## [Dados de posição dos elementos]
--------
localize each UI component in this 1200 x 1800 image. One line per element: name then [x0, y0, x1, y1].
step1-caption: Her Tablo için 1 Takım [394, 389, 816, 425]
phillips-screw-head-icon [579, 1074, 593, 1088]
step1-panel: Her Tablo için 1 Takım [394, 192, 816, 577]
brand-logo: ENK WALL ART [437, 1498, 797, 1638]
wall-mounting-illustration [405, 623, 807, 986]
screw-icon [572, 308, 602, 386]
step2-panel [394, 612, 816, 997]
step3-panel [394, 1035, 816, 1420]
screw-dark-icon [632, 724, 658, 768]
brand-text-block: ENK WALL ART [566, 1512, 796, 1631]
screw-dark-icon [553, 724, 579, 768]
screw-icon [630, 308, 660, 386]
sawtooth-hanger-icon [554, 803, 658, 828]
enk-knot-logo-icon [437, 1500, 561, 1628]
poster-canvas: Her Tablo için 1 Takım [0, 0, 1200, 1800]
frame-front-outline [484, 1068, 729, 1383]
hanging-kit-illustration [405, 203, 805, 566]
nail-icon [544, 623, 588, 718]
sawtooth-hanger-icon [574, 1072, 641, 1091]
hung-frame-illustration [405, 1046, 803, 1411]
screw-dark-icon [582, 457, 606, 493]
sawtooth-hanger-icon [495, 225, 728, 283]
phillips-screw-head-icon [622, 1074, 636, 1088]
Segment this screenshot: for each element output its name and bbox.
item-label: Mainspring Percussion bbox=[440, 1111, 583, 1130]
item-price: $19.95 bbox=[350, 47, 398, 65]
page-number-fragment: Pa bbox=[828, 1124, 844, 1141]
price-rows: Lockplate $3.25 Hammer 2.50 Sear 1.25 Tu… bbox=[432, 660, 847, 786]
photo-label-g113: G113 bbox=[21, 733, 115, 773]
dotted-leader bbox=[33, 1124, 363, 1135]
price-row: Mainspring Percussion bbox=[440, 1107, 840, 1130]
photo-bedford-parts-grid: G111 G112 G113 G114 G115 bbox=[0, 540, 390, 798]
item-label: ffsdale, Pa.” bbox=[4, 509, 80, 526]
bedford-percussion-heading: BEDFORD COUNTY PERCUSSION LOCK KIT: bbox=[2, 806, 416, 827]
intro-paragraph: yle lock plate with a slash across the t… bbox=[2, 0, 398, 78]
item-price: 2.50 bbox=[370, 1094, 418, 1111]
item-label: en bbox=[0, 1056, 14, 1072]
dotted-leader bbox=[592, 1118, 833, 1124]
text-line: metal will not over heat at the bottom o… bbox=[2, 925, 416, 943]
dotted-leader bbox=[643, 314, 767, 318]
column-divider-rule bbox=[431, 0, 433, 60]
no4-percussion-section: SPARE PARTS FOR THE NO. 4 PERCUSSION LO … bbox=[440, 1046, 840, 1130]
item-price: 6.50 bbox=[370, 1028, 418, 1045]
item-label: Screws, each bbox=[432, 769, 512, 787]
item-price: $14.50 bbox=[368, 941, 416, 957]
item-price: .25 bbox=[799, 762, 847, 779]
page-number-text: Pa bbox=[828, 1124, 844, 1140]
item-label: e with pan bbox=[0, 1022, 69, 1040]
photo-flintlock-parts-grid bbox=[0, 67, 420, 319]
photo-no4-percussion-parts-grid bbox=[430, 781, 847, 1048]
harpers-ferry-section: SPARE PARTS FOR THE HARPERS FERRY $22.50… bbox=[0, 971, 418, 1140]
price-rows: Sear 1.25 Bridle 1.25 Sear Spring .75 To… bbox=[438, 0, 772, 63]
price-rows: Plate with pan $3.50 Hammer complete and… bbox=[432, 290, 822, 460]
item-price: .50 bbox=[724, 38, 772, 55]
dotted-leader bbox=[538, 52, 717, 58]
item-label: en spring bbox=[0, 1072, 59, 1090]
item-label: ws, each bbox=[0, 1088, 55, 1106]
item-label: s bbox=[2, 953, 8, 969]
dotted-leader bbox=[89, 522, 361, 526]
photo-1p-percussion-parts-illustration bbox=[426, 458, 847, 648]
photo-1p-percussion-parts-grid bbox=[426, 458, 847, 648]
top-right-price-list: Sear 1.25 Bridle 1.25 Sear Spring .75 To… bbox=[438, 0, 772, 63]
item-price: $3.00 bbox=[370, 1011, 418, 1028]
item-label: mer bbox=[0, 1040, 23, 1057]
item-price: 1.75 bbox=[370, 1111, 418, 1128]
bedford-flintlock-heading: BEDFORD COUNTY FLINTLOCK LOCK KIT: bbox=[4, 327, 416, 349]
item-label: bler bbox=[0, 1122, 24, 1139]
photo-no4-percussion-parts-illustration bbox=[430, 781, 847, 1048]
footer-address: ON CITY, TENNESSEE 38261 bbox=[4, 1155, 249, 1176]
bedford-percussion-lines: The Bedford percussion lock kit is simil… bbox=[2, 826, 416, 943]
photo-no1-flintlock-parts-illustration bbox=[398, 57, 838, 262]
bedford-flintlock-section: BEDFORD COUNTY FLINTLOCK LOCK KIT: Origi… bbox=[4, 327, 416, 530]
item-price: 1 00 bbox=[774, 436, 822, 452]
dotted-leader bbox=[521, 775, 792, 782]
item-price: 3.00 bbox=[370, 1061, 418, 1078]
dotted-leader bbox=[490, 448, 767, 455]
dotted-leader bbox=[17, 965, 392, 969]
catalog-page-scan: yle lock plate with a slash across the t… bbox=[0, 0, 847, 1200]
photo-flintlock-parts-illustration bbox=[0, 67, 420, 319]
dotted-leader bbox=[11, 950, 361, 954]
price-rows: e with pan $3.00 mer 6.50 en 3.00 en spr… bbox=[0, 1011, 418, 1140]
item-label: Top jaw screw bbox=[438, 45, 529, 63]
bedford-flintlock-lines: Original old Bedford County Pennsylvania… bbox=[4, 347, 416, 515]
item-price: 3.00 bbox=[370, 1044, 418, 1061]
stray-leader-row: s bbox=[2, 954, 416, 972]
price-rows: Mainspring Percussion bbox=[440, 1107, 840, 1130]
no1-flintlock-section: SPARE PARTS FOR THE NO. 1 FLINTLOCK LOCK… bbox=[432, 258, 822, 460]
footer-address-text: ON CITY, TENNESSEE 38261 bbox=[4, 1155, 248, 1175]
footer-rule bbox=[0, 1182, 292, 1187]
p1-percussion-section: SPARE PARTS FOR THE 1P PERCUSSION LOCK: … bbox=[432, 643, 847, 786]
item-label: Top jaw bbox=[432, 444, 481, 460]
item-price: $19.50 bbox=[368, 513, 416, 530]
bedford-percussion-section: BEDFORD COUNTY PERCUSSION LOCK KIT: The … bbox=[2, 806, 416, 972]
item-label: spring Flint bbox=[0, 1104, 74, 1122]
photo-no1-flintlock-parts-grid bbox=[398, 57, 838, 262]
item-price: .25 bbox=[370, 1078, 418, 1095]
--------
## [EXERCÍCIO PROPOSTO]
Reproduza fielmente todas as linhas acima, da primeira à última, sem alterar nada.

## [SOLUÇÃO]
localize each UI component in this 1200 x 1800 image. One line per element: name then [x0, y0, x1, y1].
step1-caption: Her Tablo için 1 Takım [394, 389, 816, 425]
phillips-screw-head-icon [579, 1074, 593, 1088]
step1-panel: Her Tablo için 1 Takım [394, 192, 816, 577]
brand-logo: ENK WALL ART [437, 1498, 797, 1638]
wall-mounting-illustration [405, 623, 807, 986]
screw-icon [572, 308, 602, 386]
step2-panel [394, 612, 816, 997]
step3-panel [394, 1035, 816, 1420]
screw-dark-icon [632, 724, 658, 768]
brand-text-block: ENK WALL ART [566, 1512, 796, 1631]
screw-dark-icon [553, 724, 579, 768]
screw-icon [630, 308, 660, 386]
sawtooth-hanger-icon [554, 803, 658, 828]
enk-knot-logo-icon [437, 1500, 561, 1628]
poster-canvas: Her Tablo için 1 Takım [0, 0, 1200, 1800]
frame-front-outline [484, 1068, 729, 1383]
hanging-kit-illustration [405, 203, 805, 566]
nail-icon [544, 623, 588, 718]
sawtooth-hanger-icon [574, 1072, 641, 1091]
hung-frame-illustration [405, 1046, 803, 1411]
screw-dark-icon [582, 457, 606, 493]
sawtooth-hanger-icon [495, 225, 728, 283]
phillips-screw-head-icon [622, 1074, 636, 1088]
Segment this screenshot: for each element output its name and bbox.
item-label: Mainspring Percussion bbox=[440, 1111, 583, 1130]
item-price: $19.95 bbox=[350, 47, 398, 65]
page-number-fragment: Pa bbox=[828, 1124, 844, 1141]
price-rows: Lockplate $3.25 Hammer 2.50 Sear 1.25 Tu… bbox=[432, 660, 847, 786]
photo-label-g113: G113 bbox=[21, 733, 115, 773]
dotted-leader bbox=[33, 1124, 363, 1135]
price-row: Mainspring Percussion bbox=[440, 1107, 840, 1130]
photo-bedford-parts-grid: G111 G112 G113 G114 G115 bbox=[0, 540, 390, 798]
item-label: ffsdale, Pa.” bbox=[4, 509, 80, 526]
bedford-percussion-heading: BEDFORD COUNTY PERCUSSION LOCK KIT: bbox=[2, 806, 416, 827]
intro-paragraph: yle lock plate with a slash across the t… bbox=[2, 0, 398, 78]
item-price: 2.50 bbox=[370, 1094, 418, 1111]
item-label: en bbox=[0, 1056, 14, 1072]
dotted-leader bbox=[592, 1118, 833, 1124]
text-line: metal will not over heat at the bottom o… bbox=[2, 925, 416, 943]
dotted-leader bbox=[643, 314, 767, 318]
column-divider-rule bbox=[431, 0, 433, 60]
no4-percussion-section: SPARE PARTS FOR THE NO. 4 PERCUSSION LO … bbox=[440, 1046, 840, 1130]
item-price: 6.50 bbox=[370, 1028, 418, 1045]
item-label: Screws, each bbox=[432, 769, 512, 787]
item-price: $14.50 bbox=[368, 941, 416, 957]
item-price: .25 bbox=[799, 762, 847, 779]
page-number-text: Pa bbox=[828, 1124, 844, 1140]
item-label: e with pan bbox=[0, 1022, 69, 1040]
photo-flintlock-parts-grid bbox=[0, 67, 420, 319]
photo-no4-percussion-parts-grid bbox=[430, 781, 847, 1048]
harpers-ferry-section: SPARE PARTS FOR THE HARPERS FERRY $22.50… bbox=[0, 971, 418, 1140]
price-rows: Sear 1.25 Bridle 1.25 Sear Spring .75 To… bbox=[438, 0, 772, 63]
price-rows: Plate with pan $3.50 Hammer complete and… bbox=[432, 290, 822, 460]
item-price: .50 bbox=[724, 38, 772, 55]
dotted-leader bbox=[538, 52, 717, 58]
item-label: en spring bbox=[0, 1072, 59, 1090]
item-label: ws, each bbox=[0, 1088, 55, 1106]
item-label: s bbox=[2, 953, 8, 969]
dotted-leader bbox=[89, 522, 361, 526]
photo-1p-percussion-parts-illustration bbox=[426, 458, 847, 648]
photo-1p-percussion-parts-grid bbox=[426, 458, 847, 648]
top-right-price-list: Sear 1.25 Bridle 1.25 Sear Spring .75 To… bbox=[438, 0, 772, 63]
item-price: $3.00 bbox=[370, 1011, 418, 1028]
item-label: mer bbox=[0, 1040, 23, 1057]
item-price: 1.75 bbox=[370, 1111, 418, 1128]
bedford-flintlock-heading: BEDFORD COUNTY FLINTLOCK LOCK KIT: bbox=[4, 327, 416, 349]
item-label: bler bbox=[0, 1122, 24, 1139]
photo-no4-percussion-parts-illustration bbox=[430, 781, 847, 1048]
footer-address: ON CITY, TENNESSEE 38261 bbox=[4, 1155, 249, 1176]
bedford-percussion-lines: The Bedford percussion lock kit is simil… bbox=[2, 826, 416, 943]
photo-no1-flintlock-parts-illustration bbox=[398, 57, 838, 262]
bedford-flintlock-section: BEDFORD COUNTY FLINTLOCK LOCK KIT: Origi… bbox=[4, 327, 416, 530]
item-price: 1 00 bbox=[774, 436, 822, 452]
dotted-leader bbox=[521, 775, 792, 782]
item-price: 3.00 bbox=[370, 1061, 418, 1078]
dotted-leader bbox=[490, 448, 767, 455]
dotted-leader bbox=[17, 965, 392, 969]
catalog-page-scan: yle lock plate with a slash across the t… bbox=[0, 0, 847, 1200]
photo-flintlock-parts-illustration bbox=[0, 67, 420, 319]
dotted-leader bbox=[11, 950, 361, 954]
price-rows: e with pan $3.00 mer 6.50 en 3.00 en spr… bbox=[0, 1011, 418, 1140]
item-label: Top jaw screw bbox=[438, 45, 529, 63]
bedford-flintlock-lines: Original old Bedford County Pennsylvania… bbox=[4, 347, 416, 515]
item-price: 3.00 bbox=[370, 1044, 418, 1061]
stray-leader-row: s bbox=[2, 954, 416, 972]
price-rows: Mainspring Percussion bbox=[440, 1107, 840, 1130]
no1-flintlock-section: SPARE PARTS FOR THE NO. 1 FLINTLOCK LOCK… bbox=[432, 258, 822, 460]
footer-address-text: ON CITY, TENNESSEE 38261 bbox=[4, 1155, 248, 1175]
footer-rule bbox=[0, 1182, 292, 1187]
p1-percussion-section: SPARE PARTS FOR THE 1P PERCUSSION LOCK: … bbox=[432, 643, 847, 786]
item-label: Top jaw bbox=[432, 444, 481, 460]
item-price: $19.50 bbox=[368, 513, 416, 530]
bedford-percussion-section: BEDFORD COUNTY PERCUSSION LOCK KIT: The … bbox=[2, 806, 416, 972]
item-label: spring Flint bbox=[0, 1104, 74, 1122]
photo-no1-flintlock-parts-grid bbox=[398, 57, 838, 262]
item-price: .25 bbox=[370, 1078, 418, 1095]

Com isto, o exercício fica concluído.